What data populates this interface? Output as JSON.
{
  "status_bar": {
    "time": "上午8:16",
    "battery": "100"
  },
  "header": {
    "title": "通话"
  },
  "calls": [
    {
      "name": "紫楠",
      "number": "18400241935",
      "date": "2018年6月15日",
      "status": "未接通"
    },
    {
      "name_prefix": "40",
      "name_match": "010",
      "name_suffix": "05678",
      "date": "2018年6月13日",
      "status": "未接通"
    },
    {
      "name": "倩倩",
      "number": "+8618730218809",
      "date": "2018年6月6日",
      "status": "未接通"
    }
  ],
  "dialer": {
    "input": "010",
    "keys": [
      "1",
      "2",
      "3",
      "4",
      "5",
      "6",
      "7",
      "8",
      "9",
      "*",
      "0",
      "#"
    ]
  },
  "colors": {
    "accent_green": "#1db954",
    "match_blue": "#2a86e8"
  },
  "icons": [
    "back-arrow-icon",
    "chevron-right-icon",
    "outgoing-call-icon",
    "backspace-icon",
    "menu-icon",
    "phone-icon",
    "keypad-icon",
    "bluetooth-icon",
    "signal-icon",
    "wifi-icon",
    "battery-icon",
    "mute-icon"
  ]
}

What to do: Report all lines of the material that contain the word "number".

Task output:
      "number": "18400241935",
      "number": "+8618730218809",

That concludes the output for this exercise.